──────── Listed records ────────
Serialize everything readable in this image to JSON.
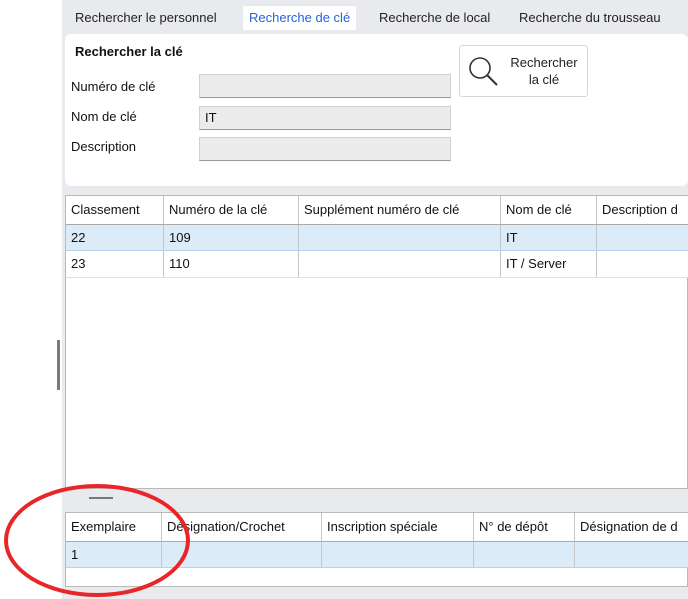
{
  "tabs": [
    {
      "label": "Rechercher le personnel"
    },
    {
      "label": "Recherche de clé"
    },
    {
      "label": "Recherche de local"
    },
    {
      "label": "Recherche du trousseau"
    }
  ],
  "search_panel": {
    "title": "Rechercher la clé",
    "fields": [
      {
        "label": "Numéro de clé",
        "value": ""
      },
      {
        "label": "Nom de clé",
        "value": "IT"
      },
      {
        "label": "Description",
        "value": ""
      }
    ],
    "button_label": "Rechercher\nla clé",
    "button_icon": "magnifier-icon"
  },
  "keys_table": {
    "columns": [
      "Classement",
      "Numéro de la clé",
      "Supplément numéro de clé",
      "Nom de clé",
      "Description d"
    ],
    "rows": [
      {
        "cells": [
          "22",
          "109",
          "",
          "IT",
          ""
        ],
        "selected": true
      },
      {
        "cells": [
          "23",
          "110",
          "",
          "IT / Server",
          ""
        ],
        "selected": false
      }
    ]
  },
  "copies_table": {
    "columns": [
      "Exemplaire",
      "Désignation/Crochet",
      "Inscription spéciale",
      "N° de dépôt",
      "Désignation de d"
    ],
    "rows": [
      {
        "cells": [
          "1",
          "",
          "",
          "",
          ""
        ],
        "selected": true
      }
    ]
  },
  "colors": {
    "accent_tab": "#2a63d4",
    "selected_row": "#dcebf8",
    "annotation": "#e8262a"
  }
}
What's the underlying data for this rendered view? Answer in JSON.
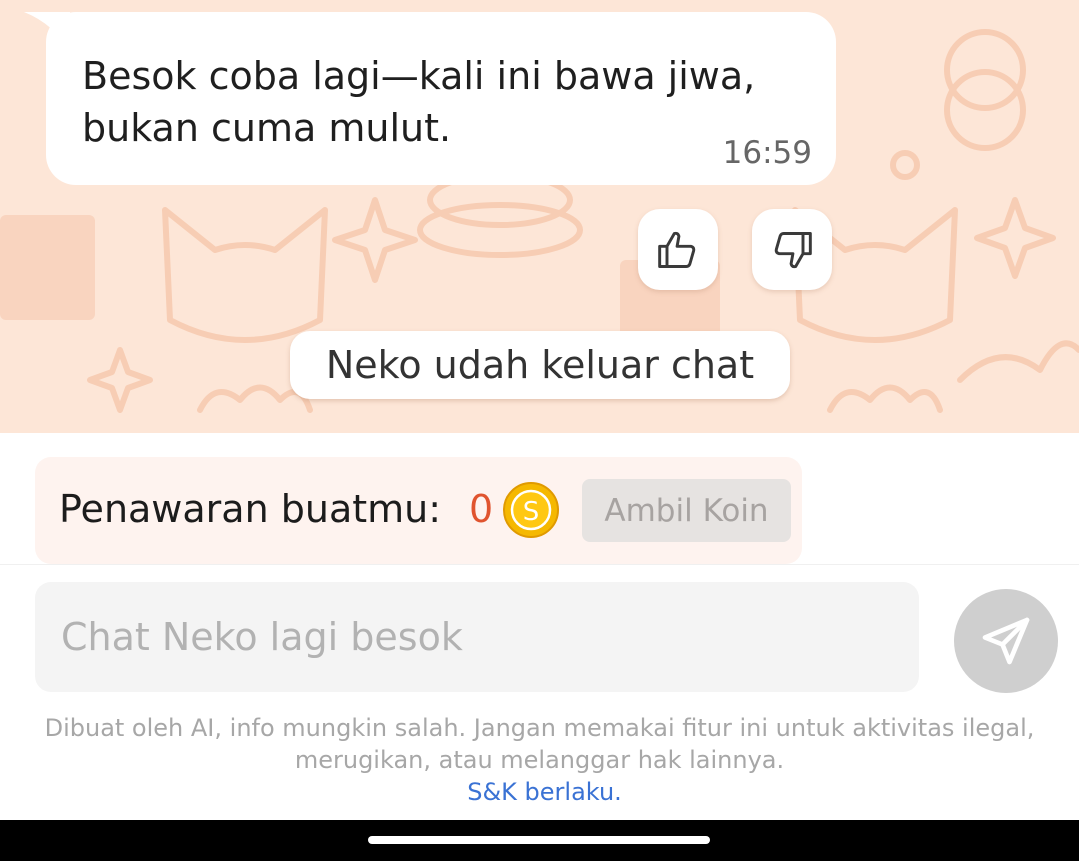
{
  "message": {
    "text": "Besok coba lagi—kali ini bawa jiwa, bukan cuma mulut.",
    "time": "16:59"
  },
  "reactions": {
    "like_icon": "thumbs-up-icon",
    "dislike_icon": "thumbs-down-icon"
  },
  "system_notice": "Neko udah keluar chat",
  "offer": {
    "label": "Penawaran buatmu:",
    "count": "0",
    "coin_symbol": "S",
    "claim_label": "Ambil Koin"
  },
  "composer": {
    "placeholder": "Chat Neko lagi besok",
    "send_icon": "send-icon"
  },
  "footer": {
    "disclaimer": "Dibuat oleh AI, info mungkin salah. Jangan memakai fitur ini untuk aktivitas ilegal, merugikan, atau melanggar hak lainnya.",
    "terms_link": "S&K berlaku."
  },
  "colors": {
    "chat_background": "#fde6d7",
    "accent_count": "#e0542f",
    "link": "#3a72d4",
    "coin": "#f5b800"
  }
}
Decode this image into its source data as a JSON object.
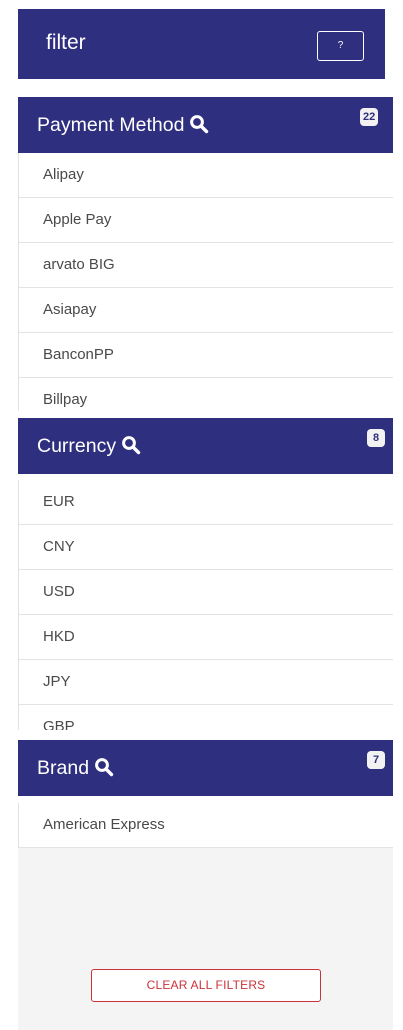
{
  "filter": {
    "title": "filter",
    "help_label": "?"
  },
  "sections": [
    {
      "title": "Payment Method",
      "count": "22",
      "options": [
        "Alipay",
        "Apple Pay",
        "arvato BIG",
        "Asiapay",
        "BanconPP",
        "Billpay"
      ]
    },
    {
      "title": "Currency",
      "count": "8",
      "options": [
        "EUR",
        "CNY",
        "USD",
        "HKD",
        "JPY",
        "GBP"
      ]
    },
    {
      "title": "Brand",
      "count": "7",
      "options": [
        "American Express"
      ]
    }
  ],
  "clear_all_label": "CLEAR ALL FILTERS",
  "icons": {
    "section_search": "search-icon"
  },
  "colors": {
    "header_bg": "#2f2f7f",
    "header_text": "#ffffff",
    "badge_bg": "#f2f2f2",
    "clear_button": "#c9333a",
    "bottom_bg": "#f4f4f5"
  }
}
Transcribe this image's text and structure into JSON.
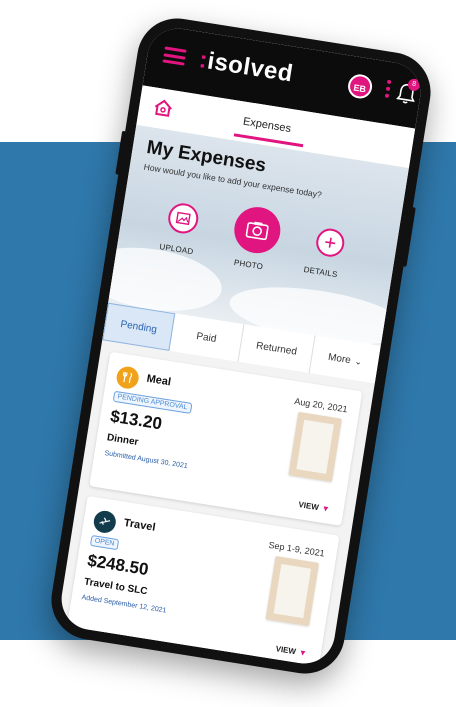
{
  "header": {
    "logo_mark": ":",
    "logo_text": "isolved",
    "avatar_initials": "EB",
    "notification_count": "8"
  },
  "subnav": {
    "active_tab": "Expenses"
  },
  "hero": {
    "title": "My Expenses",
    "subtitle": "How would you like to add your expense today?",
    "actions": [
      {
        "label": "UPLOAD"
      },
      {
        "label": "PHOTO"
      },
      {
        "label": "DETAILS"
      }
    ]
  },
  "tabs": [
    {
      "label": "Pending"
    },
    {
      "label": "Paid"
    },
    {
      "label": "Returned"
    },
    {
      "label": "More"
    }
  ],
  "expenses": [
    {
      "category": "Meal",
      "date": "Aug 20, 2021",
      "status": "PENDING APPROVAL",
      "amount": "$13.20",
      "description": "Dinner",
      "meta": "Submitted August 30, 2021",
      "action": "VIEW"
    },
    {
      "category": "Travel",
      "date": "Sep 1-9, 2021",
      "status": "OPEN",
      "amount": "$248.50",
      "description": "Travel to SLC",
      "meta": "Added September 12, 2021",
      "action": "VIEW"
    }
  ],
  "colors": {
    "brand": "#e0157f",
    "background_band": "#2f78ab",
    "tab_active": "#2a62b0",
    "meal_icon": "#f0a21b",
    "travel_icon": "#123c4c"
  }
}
────────
Repeat the material above word for word and skip every image in it.

Serialize everything readable in this image to JSON.
{
  "tabs": [
    {
      "label": "Rechercher le personnel"
    },
    {
      "label": "Recherche de clé"
    },
    {
      "label": "Recherche de local"
    },
    {
      "label": "Recherche du trousseau"
    }
  ],
  "search_panel": {
    "title": "Rechercher la clé",
    "fields": [
      {
        "label": "Numéro de clé",
        "value": ""
      },
      {
        "label": "Nom de clé",
        "value": "IT"
      },
      {
        "label": "Description",
        "value": ""
      }
    ],
    "button_label": "Rechercher\nla clé",
    "button_icon": "magnifier-icon"
  },
  "keys_table": {
    "columns": [
      "Classement",
      "Numéro de la clé",
      "Supplément numéro de clé",
      "Nom de clé",
      "Description d"
    ],
    "rows": [
      {
        "cells": [
          "22",
          "109",
          "",
          "IT",
          ""
        ],
        "selected": true
      },
      {
        "cells": [
          "23",
          "110",
          "",
          "IT / Server",
          ""
        ],
        "selected": false
      }
    ]
  },
  "copies_table": {
    "columns": [
      "Exemplaire",
      "Désignation/Crochet",
      "Inscription spéciale",
      "N° de dépôt",
      "Désignation de d"
    ],
    "rows": [
      {
        "cells": [
          "1",
          "",
          "",
          "",
          ""
        ],
        "selected": true
      }
    ]
  },
  "colors": {
    "accent_tab": "#2a63d4",
    "selected_row": "#dcebf8",
    "annotation": "#e8262a"
  }
}
What's the underlying data for this rendered view? Answer in JSON.
{
  "message": {
    "text": "Besok coba lagi—kali ini bawa jiwa, bukan cuma mulut.",
    "time": "16:59"
  },
  "reactions": {
    "like_icon": "thumbs-up-icon",
    "dislike_icon": "thumbs-down-icon"
  },
  "system_notice": "Neko udah keluar chat",
  "offer": {
    "label": "Penawaran buatmu:",
    "count": "0",
    "coin_symbol": "S",
    "claim_label": "Ambil Koin"
  },
  "composer": {
    "placeholder": "Chat Neko lagi besok",
    "send_icon": "send-icon"
  },
  "footer": {
    "disclaimer": "Dibuat oleh AI, info mungkin salah. Jangan memakai fitur ini untuk aktivitas ilegal, merugikan, atau melanggar hak lainnya.",
    "terms_link": "S&K berlaku."
  },
  "colors": {
    "chat_background": "#fde6d7",
    "accent_count": "#e0542f",
    "link": "#3a72d4",
    "coin": "#f5b800"
  }
}
Decode this image into its source data as a JSON object.
{
  "filter": {
    "title": "filter",
    "help_label": "?"
  },
  "sections": [
    {
      "title": "Payment Method",
      "count": "22",
      "options": [
        "Alipay",
        "Apple Pay",
        "arvato BIG",
        "Asiapay",
        "BanconPP",
        "Billpay"
      ]
    },
    {
      "title": "Currency",
      "count": "8",
      "options": [
        "EUR",
        "CNY",
        "USD",
        "HKD",
        "JPY",
        "GBP"
      ]
    },
    {
      "title": "Brand",
      "count": "7",
      "options": [
        "American Express"
      ]
    }
  ],
  "clear_all_label": "CLEAR ALL FILTERS",
  "icons": {
    "section_search": "search-icon"
  },
  "colors": {
    "header_bg": "#2f2f7f",
    "header_text": "#ffffff",
    "badge_bg": "#f2f2f2",
    "clear_button": "#c9333a",
    "bottom_bg": "#f4f4f5"
  }
}
Transcribe this image's text and structure into JSON.
{
  "header": {
    "logo_mark": ":",
    "logo_text": "isolved",
    "avatar_initials": "EB",
    "notification_count": "8"
  },
  "subnav": {
    "active_tab": "Expenses"
  },
  "hero": {
    "title": "My Expenses",
    "subtitle": "How would you like to add your expense today?",
    "actions": [
      {
        "label": "UPLOAD"
      },
      {
        "label": "PHOTO"
      },
      {
        "label": "DETAILS"
      }
    ]
  },
  "tabs": [
    {
      "label": "Pending"
    },
    {
      "label": "Paid"
    },
    {
      "label": "Returned"
    },
    {
      "label": "More"
    }
  ],
  "expenses": [
    {
      "category": "Meal",
      "date": "Aug 20, 2021",
      "status": "PENDING APPROVAL",
      "amount": "$13.20",
      "description": "Dinner",
      "meta": "Submitted August 30, 2021",
      "action": "VIEW"
    },
    {
      "category": "Travel",
      "date": "Sep 1-9, 2021",
      "status": "OPEN",
      "amount": "$248.50",
      "description": "Travel to SLC",
      "meta": "Added September 12, 2021",
      "action": "VIEW"
    }
  ],
  "colors": {
    "brand": "#e0157f",
    "background_band": "#2f78ab",
    "tab_active": "#2a62b0",
    "meal_icon": "#f0a21b",
    "travel_icon": "#123c4c"
  }
}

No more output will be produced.